#### [Listing]
--------------------------------------------------

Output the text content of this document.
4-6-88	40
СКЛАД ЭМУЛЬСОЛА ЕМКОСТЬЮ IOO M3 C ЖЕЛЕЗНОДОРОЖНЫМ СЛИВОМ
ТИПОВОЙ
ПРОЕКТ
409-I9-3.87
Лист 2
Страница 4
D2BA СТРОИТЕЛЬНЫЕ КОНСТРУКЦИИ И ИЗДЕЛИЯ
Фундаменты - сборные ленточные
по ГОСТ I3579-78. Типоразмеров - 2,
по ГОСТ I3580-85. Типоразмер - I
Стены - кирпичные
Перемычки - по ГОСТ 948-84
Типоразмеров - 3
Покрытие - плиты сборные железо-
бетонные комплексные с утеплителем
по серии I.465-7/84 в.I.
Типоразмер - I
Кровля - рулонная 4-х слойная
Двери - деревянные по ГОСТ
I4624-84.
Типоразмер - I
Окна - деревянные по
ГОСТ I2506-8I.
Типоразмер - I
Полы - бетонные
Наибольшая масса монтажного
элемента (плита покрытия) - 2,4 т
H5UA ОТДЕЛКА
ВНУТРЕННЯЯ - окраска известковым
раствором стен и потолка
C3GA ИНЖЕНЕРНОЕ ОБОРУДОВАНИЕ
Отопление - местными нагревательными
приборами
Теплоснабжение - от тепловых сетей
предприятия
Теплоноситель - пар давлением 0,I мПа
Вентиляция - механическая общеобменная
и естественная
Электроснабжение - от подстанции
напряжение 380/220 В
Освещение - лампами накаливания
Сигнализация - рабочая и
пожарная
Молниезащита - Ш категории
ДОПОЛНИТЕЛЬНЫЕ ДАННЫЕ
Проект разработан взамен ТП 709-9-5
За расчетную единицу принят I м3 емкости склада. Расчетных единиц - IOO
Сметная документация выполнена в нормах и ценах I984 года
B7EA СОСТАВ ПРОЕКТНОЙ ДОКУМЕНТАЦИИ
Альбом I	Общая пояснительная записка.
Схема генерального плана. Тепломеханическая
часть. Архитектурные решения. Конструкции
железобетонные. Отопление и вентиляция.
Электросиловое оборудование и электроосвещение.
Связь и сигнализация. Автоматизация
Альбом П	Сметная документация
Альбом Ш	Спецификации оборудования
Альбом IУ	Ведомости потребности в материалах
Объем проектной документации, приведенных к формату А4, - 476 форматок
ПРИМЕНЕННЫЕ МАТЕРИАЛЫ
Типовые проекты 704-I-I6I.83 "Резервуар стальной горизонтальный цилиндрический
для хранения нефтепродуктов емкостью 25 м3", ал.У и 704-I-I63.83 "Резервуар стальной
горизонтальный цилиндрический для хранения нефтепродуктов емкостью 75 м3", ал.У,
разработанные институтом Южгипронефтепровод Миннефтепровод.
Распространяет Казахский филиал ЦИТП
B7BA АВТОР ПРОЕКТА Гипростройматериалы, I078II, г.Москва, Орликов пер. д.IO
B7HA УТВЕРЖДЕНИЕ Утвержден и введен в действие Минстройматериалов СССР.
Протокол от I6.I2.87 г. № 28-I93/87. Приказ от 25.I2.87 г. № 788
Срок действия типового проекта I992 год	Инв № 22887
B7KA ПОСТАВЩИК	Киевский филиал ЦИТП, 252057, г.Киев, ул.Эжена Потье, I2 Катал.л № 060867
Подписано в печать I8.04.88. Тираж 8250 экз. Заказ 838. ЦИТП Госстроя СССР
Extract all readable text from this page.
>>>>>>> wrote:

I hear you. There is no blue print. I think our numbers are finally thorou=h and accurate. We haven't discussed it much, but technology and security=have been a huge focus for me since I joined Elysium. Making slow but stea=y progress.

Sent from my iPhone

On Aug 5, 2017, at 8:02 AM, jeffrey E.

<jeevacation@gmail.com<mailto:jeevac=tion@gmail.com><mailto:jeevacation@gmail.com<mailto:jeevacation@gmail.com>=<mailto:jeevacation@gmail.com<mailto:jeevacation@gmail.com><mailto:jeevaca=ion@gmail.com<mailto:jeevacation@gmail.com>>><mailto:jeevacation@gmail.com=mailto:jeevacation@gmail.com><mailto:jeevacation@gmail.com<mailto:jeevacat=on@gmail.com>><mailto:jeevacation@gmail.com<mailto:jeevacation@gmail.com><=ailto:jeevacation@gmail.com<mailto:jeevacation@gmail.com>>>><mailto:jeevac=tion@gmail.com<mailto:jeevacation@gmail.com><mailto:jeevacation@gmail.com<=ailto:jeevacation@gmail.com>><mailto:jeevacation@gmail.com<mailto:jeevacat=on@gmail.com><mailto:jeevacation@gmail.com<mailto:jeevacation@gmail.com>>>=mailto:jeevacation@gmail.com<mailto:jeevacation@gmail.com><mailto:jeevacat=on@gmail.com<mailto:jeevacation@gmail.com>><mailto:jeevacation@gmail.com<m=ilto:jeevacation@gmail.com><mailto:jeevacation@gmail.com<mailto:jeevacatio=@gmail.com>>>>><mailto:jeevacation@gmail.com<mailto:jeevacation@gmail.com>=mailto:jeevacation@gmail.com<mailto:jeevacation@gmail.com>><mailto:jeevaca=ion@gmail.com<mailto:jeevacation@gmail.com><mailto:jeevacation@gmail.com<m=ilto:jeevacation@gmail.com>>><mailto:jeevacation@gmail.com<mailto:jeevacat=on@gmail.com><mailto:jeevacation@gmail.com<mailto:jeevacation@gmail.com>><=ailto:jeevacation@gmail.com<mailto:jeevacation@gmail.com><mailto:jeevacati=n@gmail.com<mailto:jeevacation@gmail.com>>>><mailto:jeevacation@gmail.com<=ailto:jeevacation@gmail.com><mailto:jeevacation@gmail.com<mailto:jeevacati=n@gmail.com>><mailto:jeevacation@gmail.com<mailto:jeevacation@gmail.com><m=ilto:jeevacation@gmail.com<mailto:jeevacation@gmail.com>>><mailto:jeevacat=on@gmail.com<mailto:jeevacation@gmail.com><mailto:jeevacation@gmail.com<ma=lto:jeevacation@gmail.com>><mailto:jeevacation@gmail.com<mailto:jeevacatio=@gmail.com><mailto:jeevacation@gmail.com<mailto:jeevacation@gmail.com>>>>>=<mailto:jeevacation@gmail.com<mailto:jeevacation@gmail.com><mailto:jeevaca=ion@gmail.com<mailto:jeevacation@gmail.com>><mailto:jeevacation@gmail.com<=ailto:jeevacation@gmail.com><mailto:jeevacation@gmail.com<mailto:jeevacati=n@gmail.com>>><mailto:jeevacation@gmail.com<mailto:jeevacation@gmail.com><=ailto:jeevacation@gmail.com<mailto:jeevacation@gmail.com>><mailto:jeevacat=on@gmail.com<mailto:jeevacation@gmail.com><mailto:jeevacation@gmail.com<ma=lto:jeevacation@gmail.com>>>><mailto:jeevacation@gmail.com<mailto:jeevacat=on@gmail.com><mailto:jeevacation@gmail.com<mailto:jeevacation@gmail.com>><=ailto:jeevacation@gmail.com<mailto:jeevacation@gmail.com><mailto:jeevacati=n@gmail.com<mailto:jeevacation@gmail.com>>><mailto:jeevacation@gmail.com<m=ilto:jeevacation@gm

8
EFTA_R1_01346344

--------------------------------------------------

#### [Written task]
Write out every line of the material again, exactly as it reads.

#### [Worked answer]
Output the text content of this document.
4-6-88	40
СКЛАД ЭМУЛЬСОЛА ЕМКОСТЬЮ IOO M3 C ЖЕЛЕЗНОДОРОЖНЫМ СЛИВОМ
ТИПОВОЙ
ПРОЕКТ
409-I9-3.87
Лист 2
Страница 4
D2BA СТРОИТЕЛЬНЫЕ КОНСТРУКЦИИ И ИЗДЕЛИЯ
Фундаменты - сборные ленточные
по ГОСТ I3579-78. Типоразмеров - 2,
по ГОСТ I3580-85. Типоразмер - I
Стены - кирпичные
Перемычки - по ГОСТ 948-84
Типоразмеров - 3
Покрытие - плиты сборные железо-
бетонные комплексные с утеплителем
по серии I.465-7/84 в.I.
Типоразмер - I
Кровля - рулонная 4-х слойная
Двери - деревянные по ГОСТ
I4624-84.
Типоразмер - I
Окна - деревянные по
ГОСТ I2506-8I.
Типоразмер - I
Полы - бетонные
Наибольшая масса монтажного
элемента (плита покрытия) - 2,4 т
H5UA ОТДЕЛКА
ВНУТРЕННЯЯ - окраска известковым
раствором стен и потолка
C3GA ИНЖЕНЕРНОЕ ОБОРУДОВАНИЕ
Отопление - местными нагревательными
приборами
Теплоснабжение - от тепловых сетей
предприятия
Теплоноситель - пар давлением 0,I мПа
Вентиляция - механическая общеобменная
и естественная
Электроснабжение - от подстанции
напряжение 380/220 В
Освещение - лампами накаливания
Сигнализация - рабочая и
пожарная
Молниезащита - Ш категории
ДОПОЛНИТЕЛЬНЫЕ ДАННЫЕ
Проект разработан взамен ТП 709-9-5
За расчетную единицу принят I м3 емкости склада. Расчетных единиц - IOO
Сметная документация выполнена в нормах и ценах I984 года
B7EA СОСТАВ ПРОЕКТНОЙ ДОКУМЕНТАЦИИ
Альбом I	Общая пояснительная записка.
Схема генерального плана. Тепломеханическая
часть. Архитектурные решения. Конструкции
железобетонные. Отопление и вентиляция.
Электросиловое оборудование и электроосвещение.
Связь и сигнализация. Автоматизация
Альбом П	Сметная документация
Альбом Ш	Спецификации оборудования
Альбом IУ	Ведомости потребности в материалах
Объем проектной документации, приведенных к формату А4, - 476 форматок
ПРИМЕНЕННЫЕ МАТЕРИАЛЫ
Типовые проекты 704-I-I6I.83 "Резервуар стальной горизонтальный цилиндрический
для хранения нефтепродуктов емкостью 25 м3", ал.У и 704-I-I63.83 "Резервуар стальной
горизонтальный цилиндрический для хранения нефтепродуктов емкостью 75 м3", ал.У,
разработанные институтом Южгипронефтепровод Миннефтепровод.
Распространяет Казахский филиал ЦИТП
B7BA АВТОР ПРОЕКТА Гипростройматериалы, I078II, г.Москва, Орликов пер. д.IO
B7HA УТВЕРЖДЕНИЕ Утвержден и введен в действие Минстройматериалов СССР.
Протокол от I6.I2.87 г. № 28-I93/87. Приказ от 25.I2.87 г. № 788
Срок действия типового проекта I992 год	Инв № 22887
B7KA ПОСТАВЩИК	Киевский филиал ЦИТП, 252057, г.Киев, ул.Эжена Потье, I2 Катал.л № 060867
Подписано в печать I8.04.88. Тираж 8250 экз. Заказ 838. ЦИТП Госстроя СССР
Extract all readable text from this page.
>>>>>>> wrote:

I hear you. There is no blue print. I think our numbers are finally thorou=h and accurate. We haven't discussed it much, but technology and security=have been a huge focus for me since I joined Elysium. Making slow but stea=y progress.

Sent from my iPhone

On Aug 5, 2017, at 8:02 AM, jeffrey E.

<jeevacation@gmail.com<mailto:jeevac=tion@gmail.com><mailto:jeevacation@gmail.com<mailto:jeevacation@gmail.com>=<mailto:jeevacation@gmail.com<mailto:jeevacation@gmail.com><mailto:jeevaca=ion@gmail.com<mailto:jeevacation@gmail.com>>><mailto:jeevacation@gmail.com=mailto:jeevacation@gmail.com><mailto:jeevacation@gmail.com<mailto:jeevacat=on@gmail.com>><mailto:jeevacation@gmail.com<mailto:jeevacation@gmail.com><=ailto:jeevacation@gmail.com<mailto:jeevacation@gmail.com>>>><mailto:jeevac=tion@gmail.com<mailto:jeevacation@gmail.com><mailto:jeevacation@gmail.com<=ailto:jeevacation@gmail.com>><mailto:jeevacation@gmail.com<mailto:jeevacat=on@gmail.com><mailto:jeevacation@gmail.com<mailto:jeevacation@gmail.com>>>=mailto:jeevacation@gmail.com<mailto:jeevacation@gmail.com><mailto:jeevacat=on@gmail.com<mailto:jeevacation@gmail.com>><mailto:jeevacation@gmail.com<m=ilto:jeevacation@gmail.com><mailto:jeevacation@gmail.com<mailto:jeevacatio=@gmail.com>>>>><mailto:jeevacation@gmail.com<mailto:jeevacation@gmail.com>=mailto:jeevacation@gmail.com<mailto:jeevacation@gmail.com>><mailto:jeevaca=ion@gmail.com<mailto:jeevacation@gmail.com><mailto:jeevacation@gmail.com<m=ilto:jeevacation@gmail.com>>><mailto:jeevacation@gmail.com<mailto:jeevacat=on@gmail.com><mailto:jeevacation@gmail.com<mailto:jeevacation@gmail.com>><=ailto:jeevacation@gmail.com<mailto:jeevacation@gmail.com><mailto:jeevacati=n@gmail.com<mailto:jeevacation@gmail.com>>>><mailto:jeevacation@gmail.com<=ailto:jeevacation@gmail.com><mailto:jeevacation@gmail.com<mailto:jeevacati=n@gmail.com>><mailto:jeevacation@gmail.com<mailto:jeevacation@gmail.com><m=ilto:jeevacation@gmail.com<mailto:jeevacation@gmail.com>>><mailto:jeevacat=on@gmail.com<mailto:jeevacation@gmail.com><mailto:jeevacation@gmail.com<ma=lto:jeevacation@gmail.com>><mailto:jeevacation@gmail.com<mailto:jeevacatio=@gmail.com><mailto:jeevacation@gmail.com<mailto:jeevacation@gmail.com>>>>>=<mailto:jeevacation@gmail.com<mailto:jeevacation@gmail.com><mailto:jeevaca=ion@gmail.com<mailto:jeevacation@gmail.com>><mailto:jeevacation@gmail.com<=ailto:jeevacation@gmail.com><mailto:jeevacation@gmail.com<mailto:jeevacati=n@gmail.com>>><mailto:jeevacation@gmail.com<mailto:jeevacation@gmail.com><=ailto:jeevacation@gmail.com<mailto:jeevacation@gmail.com>><mailto:jeevacat=on@gmail.com<mailto:jeevacation@gmail.com><mailto:jeevacation@gmail.com<ma=lto:jeevacation@gmail.com>>>><mailto:jeevacation@gmail.com<mailto:jeevacat=on@gmail.com><mailto:jeevacation@gmail.com<mailto:jeevacation@gmail.com>><=ailto:jeevacation@gmail.com<mailto:jeevacation@gmail.com><mailto:jeevacati=n@gmail.com<mailto:jeevacation@gmail.com>>><mailto:jeevacation@gmail.com<m=ilto:jeevacation@gm

8
EFTA_R1_01346344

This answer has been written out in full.